===== Page extract

A variety of anti-emetic agents are available for the prevention and treatment of CINV
5-HT3 antagonists act by preventing the release of serotonin the gut. Examples of such agents areondansetron, granisetron and palonosetron. Ondansetron and granisetron have been shown to be therapeutically equivalent and to be of little use in delayed CINV. It has been demonstrated that palonosetron has a pro-longed half-life. This tends to be used second line in patients who have experienced delayed severe nausea or vomiting due to ondansetron failure.

Dexamethasone is used in combination with other anti-emetics. It is effective in acute and delayed CINV. Metoclopramide is a prokinetic agent and is used in combination with other anti-emetics and to treat breakthrough CINV. Domperidone should be substituted for metoclopramide for the treatment of breakthrough CINV if the patient cannot tolerate it or the patient is a young female. Domperidone does not penetrate the blood brain barrier so does not exibit the central effects of metoclopramide. Cyclizine is another agent used to treat breakthrough CINV. This tends to be used second-line.

==========

• Task directions: Continue the passage on anti-emetic drugs for chemotherapy-induced nausea and vomiting from its last sentence.

===== Data shown

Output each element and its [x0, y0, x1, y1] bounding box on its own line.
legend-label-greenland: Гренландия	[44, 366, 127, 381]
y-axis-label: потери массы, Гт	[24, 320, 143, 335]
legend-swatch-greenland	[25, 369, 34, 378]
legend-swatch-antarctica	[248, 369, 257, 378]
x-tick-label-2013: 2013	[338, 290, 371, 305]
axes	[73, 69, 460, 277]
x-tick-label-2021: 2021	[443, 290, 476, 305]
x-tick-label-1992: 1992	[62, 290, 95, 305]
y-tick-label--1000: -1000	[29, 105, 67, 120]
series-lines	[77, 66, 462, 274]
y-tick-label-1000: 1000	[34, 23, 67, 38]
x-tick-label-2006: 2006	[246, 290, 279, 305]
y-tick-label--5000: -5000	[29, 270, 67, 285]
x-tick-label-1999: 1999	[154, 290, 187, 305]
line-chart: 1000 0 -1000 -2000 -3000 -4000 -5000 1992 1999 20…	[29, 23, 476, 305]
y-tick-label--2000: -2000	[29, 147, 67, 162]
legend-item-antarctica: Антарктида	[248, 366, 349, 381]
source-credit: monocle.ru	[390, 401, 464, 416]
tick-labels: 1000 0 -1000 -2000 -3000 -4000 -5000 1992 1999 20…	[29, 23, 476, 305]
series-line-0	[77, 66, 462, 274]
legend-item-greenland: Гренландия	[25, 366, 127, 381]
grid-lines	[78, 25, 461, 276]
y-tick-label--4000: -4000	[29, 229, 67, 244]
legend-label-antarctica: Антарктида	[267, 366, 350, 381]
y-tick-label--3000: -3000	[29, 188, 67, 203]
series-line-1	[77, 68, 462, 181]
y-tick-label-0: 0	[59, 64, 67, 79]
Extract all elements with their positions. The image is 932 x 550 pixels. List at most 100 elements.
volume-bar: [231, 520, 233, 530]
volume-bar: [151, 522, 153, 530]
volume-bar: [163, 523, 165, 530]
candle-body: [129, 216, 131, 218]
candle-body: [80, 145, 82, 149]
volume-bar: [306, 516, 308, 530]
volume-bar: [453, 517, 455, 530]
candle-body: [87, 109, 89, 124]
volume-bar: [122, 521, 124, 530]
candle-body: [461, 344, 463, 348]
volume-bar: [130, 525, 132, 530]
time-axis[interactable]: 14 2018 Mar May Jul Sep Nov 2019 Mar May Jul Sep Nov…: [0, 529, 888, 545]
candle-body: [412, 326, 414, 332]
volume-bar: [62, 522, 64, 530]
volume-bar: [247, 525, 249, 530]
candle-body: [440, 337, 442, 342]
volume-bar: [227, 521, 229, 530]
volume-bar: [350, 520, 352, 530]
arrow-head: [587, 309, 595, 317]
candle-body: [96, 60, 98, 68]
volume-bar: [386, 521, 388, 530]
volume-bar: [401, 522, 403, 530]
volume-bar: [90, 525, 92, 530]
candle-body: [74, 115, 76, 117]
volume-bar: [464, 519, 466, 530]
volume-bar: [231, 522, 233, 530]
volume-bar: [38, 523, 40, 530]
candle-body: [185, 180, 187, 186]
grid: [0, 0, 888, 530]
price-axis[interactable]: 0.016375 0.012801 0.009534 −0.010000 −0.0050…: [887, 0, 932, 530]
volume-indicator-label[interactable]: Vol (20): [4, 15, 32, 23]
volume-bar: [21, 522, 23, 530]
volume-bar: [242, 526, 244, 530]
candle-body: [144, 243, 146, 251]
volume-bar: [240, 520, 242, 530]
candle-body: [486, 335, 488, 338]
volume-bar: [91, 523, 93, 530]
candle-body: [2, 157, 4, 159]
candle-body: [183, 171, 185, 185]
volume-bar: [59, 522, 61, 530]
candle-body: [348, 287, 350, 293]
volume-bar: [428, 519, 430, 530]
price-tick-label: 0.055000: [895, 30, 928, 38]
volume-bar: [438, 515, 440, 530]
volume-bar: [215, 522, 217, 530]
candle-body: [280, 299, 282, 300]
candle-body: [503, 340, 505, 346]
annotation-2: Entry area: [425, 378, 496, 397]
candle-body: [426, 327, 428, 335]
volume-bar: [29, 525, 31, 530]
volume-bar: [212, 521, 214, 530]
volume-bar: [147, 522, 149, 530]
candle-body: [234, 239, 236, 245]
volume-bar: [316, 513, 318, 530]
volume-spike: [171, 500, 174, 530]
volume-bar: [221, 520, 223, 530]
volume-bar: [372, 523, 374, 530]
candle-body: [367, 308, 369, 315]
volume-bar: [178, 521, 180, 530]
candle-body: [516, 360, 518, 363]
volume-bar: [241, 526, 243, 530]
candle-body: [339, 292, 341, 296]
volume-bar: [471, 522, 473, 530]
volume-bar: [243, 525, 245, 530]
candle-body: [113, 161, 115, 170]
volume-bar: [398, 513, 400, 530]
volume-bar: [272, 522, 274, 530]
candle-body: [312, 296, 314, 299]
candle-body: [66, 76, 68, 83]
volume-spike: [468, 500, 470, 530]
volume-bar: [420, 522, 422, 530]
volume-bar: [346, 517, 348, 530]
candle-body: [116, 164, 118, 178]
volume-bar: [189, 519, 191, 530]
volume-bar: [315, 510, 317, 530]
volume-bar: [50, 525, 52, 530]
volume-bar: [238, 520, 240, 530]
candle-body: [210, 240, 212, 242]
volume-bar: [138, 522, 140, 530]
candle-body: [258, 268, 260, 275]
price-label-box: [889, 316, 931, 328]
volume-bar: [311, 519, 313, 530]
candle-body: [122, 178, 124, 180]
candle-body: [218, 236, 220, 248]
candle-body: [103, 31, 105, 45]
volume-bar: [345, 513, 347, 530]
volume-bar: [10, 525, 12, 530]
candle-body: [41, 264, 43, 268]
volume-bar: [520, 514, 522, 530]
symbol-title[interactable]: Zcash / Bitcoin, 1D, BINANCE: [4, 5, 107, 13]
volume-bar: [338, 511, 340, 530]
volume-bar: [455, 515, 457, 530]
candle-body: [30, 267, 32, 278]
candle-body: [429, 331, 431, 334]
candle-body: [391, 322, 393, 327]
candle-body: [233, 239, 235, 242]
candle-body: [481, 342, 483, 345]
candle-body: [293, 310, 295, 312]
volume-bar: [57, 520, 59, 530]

==========

• Written response:
Levomepromazine is a very effective second or third line agent. It is available as 6 mg tablets, although they are unlicensed in the UK. Large doses of this agent are associated with sedation.

Neurokinin-1-receptor antagonists, such as aprepitant, are a new class of anti-emetic agents for the prevention of CINV. Aprepitant is licensed for use in acute and delayed CINV associated with cisplatin-based treatment (>50 mg/m2) and CINV associated with moderately emetogenic chemotherapy. It is administered over three days (125 mg an hour prior to treatment on day 1 and 80 mg on day 2 and 3) and in combination with a corticosteroid and 5-HT3 antagonist. When using such agents the dexamethasone dose should not exceed 8 mg daily. Casopitant mesylate, another neurokinin-1-receptor antagonist, is currently being trialled in various countries including parts of Europe and the United States. So far, it has been suggested that aprepitant and casopitant do not differ in efficacy.[12]

Anticipatory nausea and vomiting can be treated with benzodiazepines such as lorazepam. A thorough explanation of the treatment can also help.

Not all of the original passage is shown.